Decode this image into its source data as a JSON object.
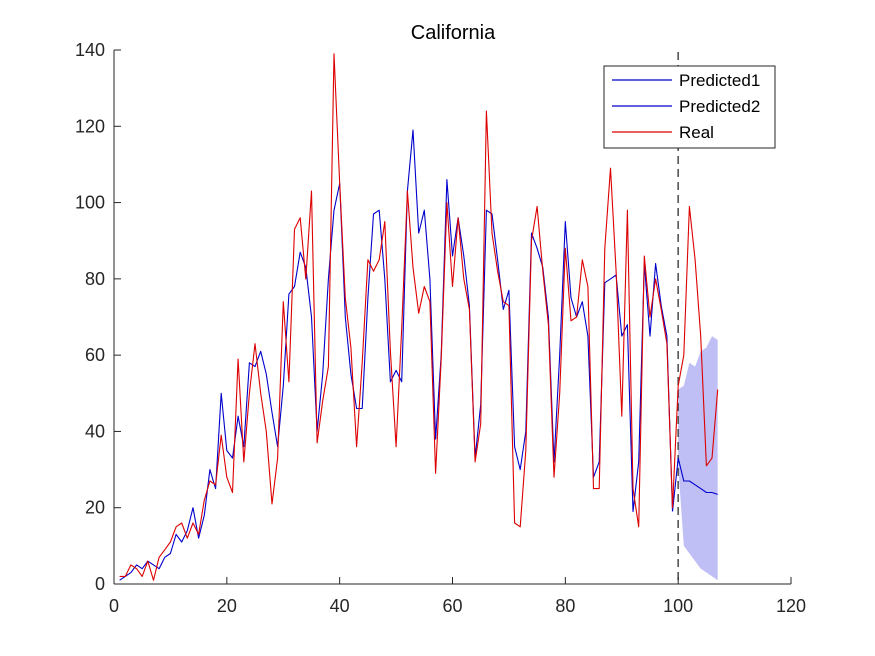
{
  "chart_data": {
    "type": "line",
    "title": "California",
    "xlabel": "",
    "ylabel": "",
    "xlim": [
      0,
      120
    ],
    "ylim": [
      0,
      140
    ],
    "xticks": [
      0,
      20,
      40,
      60,
      80,
      100,
      120
    ],
    "yticks": [
      0,
      20,
      40,
      60,
      80,
      100,
      120,
      140
    ],
    "grid": false,
    "legend": {
      "position": "top-right",
      "entries": [
        "Predicted1",
        "Predicted2",
        "Real"
      ]
    },
    "vertical_marker": {
      "x": 100,
      "style": "dashed"
    },
    "colors": {
      "predicted": "#0000cc",
      "real": "#dd0000",
      "band": "#b4b4f5"
    },
    "series": [
      {
        "name": "Predicted1",
        "color": "#0000cc",
        "x": [
          1,
          2,
          3,
          4,
          5,
          6,
          7,
          8,
          9,
          10,
          11,
          12,
          13,
          14,
          15,
          16,
          17,
          18,
          19,
          20,
          21,
          22,
          23,
          24,
          25,
          26,
          27,
          28,
          29,
          30,
          31,
          32,
          33,
          34,
          35,
          36,
          37,
          38,
          39,
          40,
          41,
          42,
          43,
          44,
          45,
          46,
          47,
          48,
          49,
          50,
          51,
          52,
          53,
          54,
          55,
          56,
          57,
          58,
          59,
          60,
          61,
          62,
          63,
          64,
          65,
          66,
          67,
          68,
          69,
          70,
          71,
          72,
          73,
          74,
          75,
          76,
          77,
          78,
          79,
          80,
          81,
          82,
          83,
          84,
          85,
          86,
          87,
          88,
          89,
          90,
          91,
          92,
          93,
          94,
          95,
          96,
          97,
          98,
          99
        ],
        "y": [
          1,
          2,
          3,
          5,
          4,
          6,
          5,
          4,
          7,
          8,
          13,
          11,
          14,
          20,
          12,
          18,
          30,
          25,
          50,
          35,
          33,
          44,
          36,
          58,
          57,
          61,
          55,
          45,
          36,
          52,
          76,
          78,
          87,
          83,
          70,
          40,
          55,
          80,
          98,
          105,
          70,
          55,
          46,
          46,
          75,
          97,
          98,
          80,
          53,
          56,
          53,
          103,
          119,
          92,
          98,
          80,
          38,
          60,
          106,
          86,
          96,
          86,
          73,
          33,
          47,
          98,
          97,
          85,
          72,
          77,
          36,
          30,
          40,
          92,
          88,
          83,
          70,
          32,
          60,
          95,
          75,
          70,
          74,
          65,
          28,
          32,
          79,
          80,
          81,
          65,
          68,
          19,
          32,
          84,
          65,
          84,
          73,
          65,
          19
        ]
      },
      {
        "name": "Predicted2",
        "color": "#0000cc",
        "x": [
          99,
          100,
          101,
          102,
          103,
          104,
          105,
          106,
          107
        ],
        "y": [
          19,
          33,
          27,
          27,
          26,
          25,
          24,
          24,
          23.5
        ]
      },
      {
        "name": "Real",
        "color": "#dd0000",
        "x": [
          1,
          2,
          3,
          4,
          5,
          6,
          7,
          8,
          9,
          10,
          11,
          12,
          13,
          14,
          15,
          16,
          17,
          18,
          19,
          20,
          21,
          22,
          23,
          24,
          25,
          26,
          27,
          28,
          29,
          30,
          31,
          32,
          33,
          34,
          35,
          36,
          37,
          38,
          39,
          40,
          41,
          42,
          43,
          44,
          45,
          46,
          47,
          48,
          49,
          50,
          51,
          52,
          53,
          54,
          55,
          56,
          57,
          58,
          59,
          60,
          61,
          62,
          63,
          64,
          65,
          66,
          67,
          68,
          69,
          70,
          71,
          72,
          73,
          74,
          75,
          76,
          77,
          78,
          79,
          80,
          81,
          82,
          83,
          84,
          85,
          86,
          87,
          88,
          89,
          90,
          91,
          92,
          93,
          94,
          95,
          96,
          97,
          98,
          99,
          100,
          101,
          102,
          103,
          104,
          105,
          106,
          107
        ],
        "y": [
          2,
          2,
          5,
          4,
          2,
          6,
          1,
          7,
          9,
          11,
          15,
          16,
          12,
          16,
          13,
          22,
          27,
          26,
          39,
          28,
          24,
          59,
          32,
          50,
          63,
          50,
          40,
          21,
          33,
          74,
          53,
          93,
          96,
          80,
          103,
          37,
          48,
          57,
          139,
          105,
          75,
          62,
          36,
          58,
          85,
          82,
          85,
          95,
          61,
          36,
          67,
          103,
          83,
          71,
          78,
          74,
          29,
          59,
          100,
          78,
          96,
          80,
          72,
          32,
          42,
          124,
          92,
          82,
          74,
          73,
          16,
          15,
          35,
          90,
          99,
          82,
          68,
          28,
          50,
          88,
          69,
          70,
          85,
          78,
          25,
          25,
          88,
          109,
          82,
          44,
          98,
          25,
          15,
          86,
          70,
          80,
          72,
          63,
          20,
          52,
          60,
          99,
          85,
          65,
          31,
          33,
          51
        ]
      }
    ],
    "band": {
      "name": "confidence-interval",
      "x": [
        100,
        101,
        102,
        103,
        104,
        105,
        106,
        107
      ],
      "upper": [
        51,
        52,
        58,
        57,
        61,
        62,
        65,
        64
      ],
      "lower": [
        31,
        10,
        8,
        6,
        4,
        3,
        2,
        1
      ]
    }
  }
}
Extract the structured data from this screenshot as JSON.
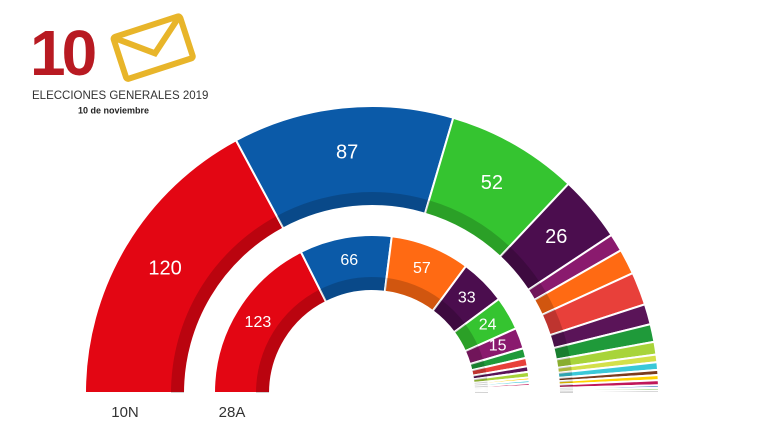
{
  "header": {
    "number": "10",
    "title": "ELECCIONES GENERALES 2019",
    "date": "10 de noviembre"
  },
  "chart_data": {
    "type": "semicircle-donut",
    "rings": [
      {
        "name": "10N",
        "values": [
          120,
          87,
          52,
          26,
          7,
          10,
          13,
          8,
          7,
          5,
          3,
          3,
          2,
          2,
          2,
          1,
          1,
          1
        ],
        "colors": [
          "#e30613",
          "#0b5aa8",
          "#35c430",
          "#4b0d4e",
          "#8a1a6e",
          "#ff6a13",
          "#e8403a",
          "#5a1458",
          "#1f9a3a",
          "#a8d43a",
          "#d4e04a",
          "#3ac8d8",
          "#7a3b1e",
          "#ffd200",
          "#c0185a",
          "#1f5fb8",
          "#6dc24a",
          "#b0b0b0"
        ]
      },
      {
        "name": "28A",
        "values": [
          123,
          66,
          57,
          33,
          24,
          15,
          7,
          6,
          4,
          4,
          2,
          2,
          2,
          1,
          1,
          1,
          1,
          1
        ],
        "colors": [
          "#e30613",
          "#0b5aa8",
          "#ff6a13",
          "#4b0d4e",
          "#35c430",
          "#8a1a6e",
          "#1f9a3a",
          "#e8403a",
          "#5a1458",
          "#a8d43a",
          "#ffd200",
          "#3ac8d8",
          "#c0185a",
          "#7a3b1e",
          "#1f5fb8",
          "#6dc24a",
          "#d4e04a",
          "#b0b0b0"
        ]
      }
    ]
  }
}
· · · · ·
#### GOAL
Repeat each entry precisely as it appears. Leave the pictures out.

#### EXERCISE OUTPUT
Decode this image into its source data as a JSON object.
{
  "chart_data": {
    "type": "line",
    "title": "California",
    "xlabel": "",
    "ylabel": "",
    "xlim": [
      0,
      120
    ],
    "ylim": [
      0,
      140
    ],
    "xticks": [
      0,
      20,
      40,
      60,
      80,
      100,
      120
    ],
    "yticks": [
      0,
      20,
      40,
      60,
      80,
      100,
      120,
      140
    ],
    "grid": false,
    "legend": {
      "position": "top-right",
      "entries": [
        "Predicted1",
        "Predicted2",
        "Real"
      ]
    },
    "vertical_marker": {
      "x": 100,
      "style": "dashed"
    },
    "colors": {
      "predicted": "#0000cc",
      "real": "#dd0000",
      "band": "#b4b4f5"
    },
    "series": [
      {
        "name": "Predicted1",
        "color": "#0000cc",
        "x": [
          1,
          2,
          3,
          4,
          5,
          6,
          7,
          8,
          9,
          10,
          11,
          12,
          13,
          14,
          15,
          16,
          17,
          18,
          19,
          20,
          21,
          22,
          23,
          24,
          25,
          26,
          27,
          28,
          29,
          30,
          31,
          32,
          33,
          34,
          35,
          36,
          37,
          38,
          39,
          40,
          41,
          42,
          43,
          44,
          45,
          46,
          47,
          48,
          49,
          50,
          51,
          52,
          53,
          54,
          55,
          56,
          57,
          58,
          59,
          60,
          61,
          62,
          63,
          64,
          65,
          66,
          67,
          68,
          69,
          70,
          71,
          72,
          73,
          74,
          75,
          76,
          77,
          78,
          79,
          80,
          81,
          82,
          83,
          84,
          85,
          86,
          87,
          88,
          89,
          90,
          91,
          92,
          93,
          94,
          95,
          96,
          97,
          98,
          99
        ],
        "y": [
          1,
          2,
          3,
          5,
          4,
          6,
          5,
          4,
          7,
          8,
          13,
          11,
          14,
          20,
          12,
          18,
          30,
          25,
          50,
          35,
          33,
          44,
          36,
          58,
          57,
          61,
          55,
          45,
          36,
          52,
          76,
          78,
          87,
          83,
          70,
          40,
          55,
          80,
          98,
          105,
          70,
          55,
          46,
          46,
          75,
          97,
          98,
          80,
          53,
          56,
          53,
          103,
          119,
          92,
          98,
          80,
          38,
          60,
          106,
          86,
          96,
          86,
          73,
          33,
          47,
          98,
          97,
          85,
          72,
          77,
          36,
          30,
          40,
          92,
          88,
          83,
          70,
          32,
          60,
          95,
          75,
          70,
          74,
          65,
          28,
          32,
          79,
          80,
          81,
          65,
          68,
          19,
          32,
          84,
          65,
          84,
          73,
          65,
          19
        ]
      },
      {
        "name": "Predicted2",
        "color": "#0000cc",
        "x": [
          99,
          100,
          101,
          102,
          103,
          104,
          105,
          106,
          107
        ],
        "y": [
          19,
          33,
          27,
          27,
          26,
          25,
          24,
          24,
          23.5
        ]
      },
      {
        "name": "Real",
        "color": "#dd0000",
        "x": [
          1,
          2,
          3,
          4,
          5,
          6,
          7,
          8,
          9,
          10,
          11,
          12,
          13,
          14,
          15,
          16,
          17,
          18,
          19,
          20,
          21,
          22,
          23,
          24,
          25,
          26,
          27,
          28,
          29,
          30,
          31,
          32,
          33,
          34,
          35,
          36,
          37,
          38,
          39,
          40,
          41,
          42,
          43,
          44,
          45,
          46,
          47,
          48,
          49,
          50,
          51,
          52,
          53,
          54,
          55,
          56,
          57,
          58,
          59,
          60,
          61,
          62,
          63,
          64,
          65,
          66,
          67,
          68,
          69,
          70,
          71,
          72,
          73,
          74,
          75,
          76,
          77,
          78,
          79,
          80,
          81,
          82,
          83,
          84,
          85,
          86,
          87,
          88,
          89,
          90,
          91,
          92,
          93,
          94,
          95,
          96,
          97,
          98,
          99,
          100,
          101,
          102,
          103,
          104,
          105,
          106,
          107
        ],
        "y": [
          2,
          2,
          5,
          4,
          2,
          6,
          1,
          7,
          9,
          11,
          15,
          16,
          12,
          16,
          13,
          22,
          27,
          26,
          39,
          28,
          24,
          59,
          32,
          50,
          63,
          50,
          40,
          21,
          33,
          74,
          53,
          93,
          96,
          80,
          103,
          37,
          48,
          57,
          139,
          105,
          75,
          62,
          36,
          58,
          85,
          82,
          85,
          95,
          61,
          36,
          67,
          103,
          83,
          71,
          78,
          74,
          29,
          59,
          100,
          78,
          96,
          80,
          72,
          32,
          42,
          124,
          92,
          82,
          74,
          73,
          16,
          15,
          35,
          90,
          99,
          82,
          68,
          28,
          50,
          88,
          69,
          70,
          85,
          78,
          25,
          25,
          88,
          109,
          82,
          44,
          98,
          25,
          15,
          86,
          70,
          80,
          72,
          63,
          20,
          52,
          60,
          99,
          85,
          65,
          31,
          33,
          51
        ]
      }
    ],
    "band": {
      "name": "confidence-interval",
      "x": [
        100,
        101,
        102,
        103,
        104,
        105,
        106,
        107
      ],
      "upper": [
        51,
        52,
        58,
        57,
        61,
        62,
        65,
        64
      ],
      "lower": [
        31,
        10,
        8,
        6,
        4,
        3,
        2,
        1
      ]
    }
  }
}
Extract the structured data from this screenshot as JSON.
{
  "header": {
    "number": "10",
    "title": "ELECCIONES GENERALES 2019",
    "date": "10 de noviembre"
  },
  "chart_data": {
    "type": "semicircle-donut",
    "rings": [
      {
        "name": "10N",
        "values": [
          120,
          87,
          52,
          26,
          7,
          10,
          13,
          8,
          7,
          5,
          3,
          3,
          2,
          2,
          2,
          1,
          1,
          1
        ],
        "colors": [
          "#e30613",
          "#0b5aa8",
          "#35c430",
          "#4b0d4e",
          "#8a1a6e",
          "#ff6a13",
          "#e8403a",
          "#5a1458",
          "#1f9a3a",
          "#a8d43a",
          "#d4e04a",
          "#3ac8d8",
          "#7a3b1e",
          "#ffd200",
          "#c0185a",
          "#1f5fb8",
          "#6dc24a",
          "#b0b0b0"
        ]
      },
      {
        "name": "28A",
        "values": [
          123,
          66,
          57,
          33,
          24,
          15,
          7,
          6,
          4,
          4,
          2,
          2,
          2,
          1,
          1,
          1,
          1,
          1
        ],
        "colors": [
          "#e30613",
          "#0b5aa8",
          "#ff6a13",
          "#4b0d4e",
          "#35c430",
          "#8a1a6e",
          "#1f9a3a",
          "#e8403a",
          "#5a1458",
          "#a8d43a",
          "#ffd200",
          "#3ac8d8",
          "#c0185a",
          "#7a3b1e",
          "#1f5fb8",
          "#6dc24a",
          "#d4e04a",
          "#b0b0b0"
        ]
      }
    ]
  }
}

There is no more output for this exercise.